(Dataset records on visual material)
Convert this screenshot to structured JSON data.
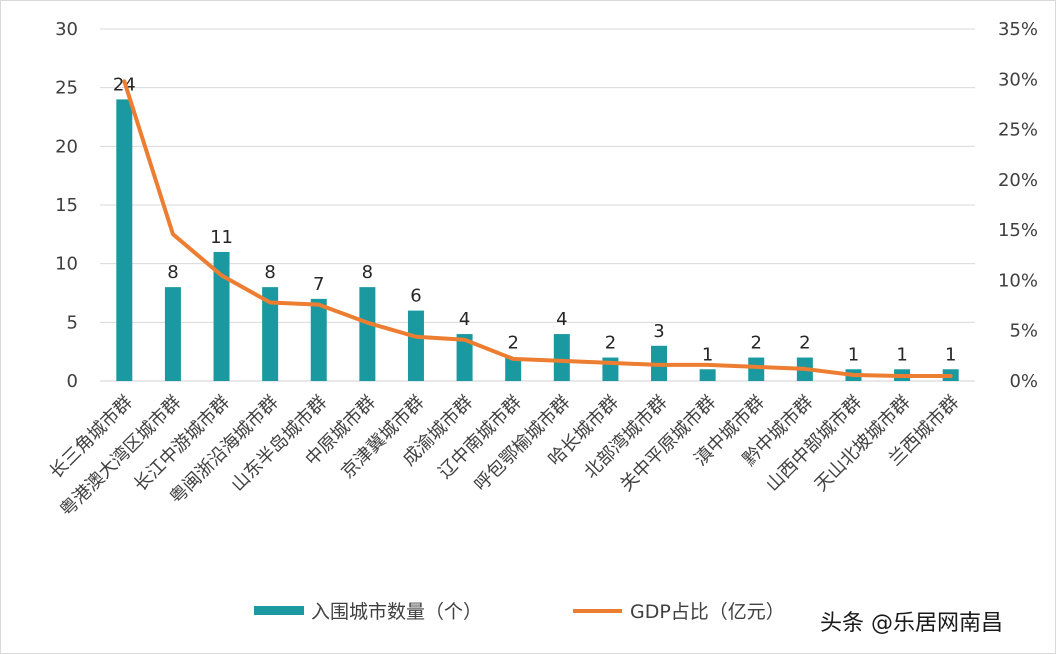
{
  "chart_data": {
    "type": "bar",
    "title": "",
    "categories": [
      "长三角城市群",
      "粤港澳大湾区城市群",
      "长江中游城市群",
      "粤闽浙沿海城市群",
      "山东半岛城市群",
      "中原城市群",
      "京津冀城市群",
      "成渝城市群",
      "辽中南城市群",
      "呼包鄂榆城市群",
      "哈长城市群",
      "北部湾城市群",
      "关中平原城市群",
      "滇中城市群",
      "黔中城市群",
      "山西中部城市群",
      "天山北坡城市群",
      "兰西城市群"
    ],
    "series": [
      {
        "name": "入围城市数量（个）",
        "type": "bar",
        "axis": "left",
        "color": "#1a9aa0",
        "values": [
          24,
          8,
          11,
          8,
          7,
          8,
          6,
          4,
          2,
          4,
          2,
          3,
          1,
          2,
          2,
          1,
          1,
          1
        ]
      },
      {
        "name": "GDP占比（亿元）",
        "type": "line",
        "axis": "right",
        "color": "#ed7d31",
        "values": [
          29.8,
          14.6,
          10.5,
          7.8,
          7.6,
          5.8,
          4.4,
          4.1,
          2.2,
          2.0,
          1.8,
          1.6,
          1.6,
          1.4,
          1.2,
          0.6,
          0.5,
          0.5
        ]
      }
    ],
    "y_left": {
      "min": 0,
      "max": 30,
      "ticks": [
        "0",
        "5",
        "10",
        "15",
        "20",
        "25",
        "30"
      ]
    },
    "y_right": {
      "min": 0,
      "max": 35,
      "ticks": [
        "0%",
        "5%",
        "10%",
        "15%",
        "20%",
        "25%",
        "30%",
        "35%"
      ]
    },
    "grid": true,
    "legend_position": "bottom",
    "data_labels": [
      "24",
      "8",
      "11",
      "8",
      "7",
      "8",
      "6",
      "4",
      "2",
      "4",
      "2",
      "3",
      "1",
      "2",
      "2",
      "1",
      "1",
      "1"
    ]
  },
  "watermark": "头条 @乐居网南昌",
  "colors": {
    "bar": "#1a9aa0",
    "line": "#ed7d31",
    "grid": "#d9d9d9",
    "text": "#404040"
  }
}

--- EXERCISE ---
Output all the records, word for word, with no pictures in the copy.

--- RESPONSE TO THE TASK ---
Convert this screenshot to structured JSON data.
{
  "chart_data": {
    "type": "bar",
    "title": "",
    "categories": [
      "长三角城市群",
      "粤港澳大湾区城市群",
      "长江中游城市群",
      "粤闽浙沿海城市群",
      "山东半岛城市群",
      "中原城市群",
      "京津冀城市群",
      "成渝城市群",
      "辽中南城市群",
      "呼包鄂榆城市群",
      "哈长城市群",
      "北部湾城市群",
      "关中平原城市群",
      "滇中城市群",
      "黔中城市群",
      "山西中部城市群",
      "天山北坡城市群",
      "兰西城市群"
    ],
    "series": [
      {
        "name": "入围城市数量（个）",
        "type": "bar",
        "axis": "left",
        "color": "#1a9aa0",
        "values": [
          24,
          8,
          11,
          8,
          7,
          8,
          6,
          4,
          2,
          4,
          2,
          3,
          1,
          2,
          2,
          1,
          1,
          1
        ]
      },
      {
        "name": "GDP占比（亿元）",
        "type": "line",
        "axis": "right",
        "color": "#ed7d31",
        "values": [
          29.8,
          14.6,
          10.5,
          7.8,
          7.6,
          5.8,
          4.4,
          4.1,
          2.2,
          2.0,
          1.8,
          1.6,
          1.6,
          1.4,
          1.2,
          0.6,
          0.5,
          0.5
        ]
      }
    ],
    "y_left": {
      "min": 0,
      "max": 30,
      "ticks": [
        "0",
        "5",
        "10",
        "15",
        "20",
        "25",
        "30"
      ]
    },
    "y_right": {
      "min": 0,
      "max": 35,
      "ticks": [
        "0%",
        "5%",
        "10%",
        "15%",
        "20%",
        "25%",
        "30%",
        "35%"
      ]
    },
    "grid": true,
    "legend_position": "bottom",
    "data_labels": [
      "24",
      "8",
      "11",
      "8",
      "7",
      "8",
      "6",
      "4",
      "2",
      "4",
      "2",
      "3",
      "1",
      "2",
      "2",
      "1",
      "1",
      "1"
    ]
  },
  "watermark": "头条 @乐居网南昌",
  "colors": {
    "bar": "#1a9aa0",
    "line": "#ed7d31",
    "grid": "#d9d9d9",
    "text": "#404040"
  }
}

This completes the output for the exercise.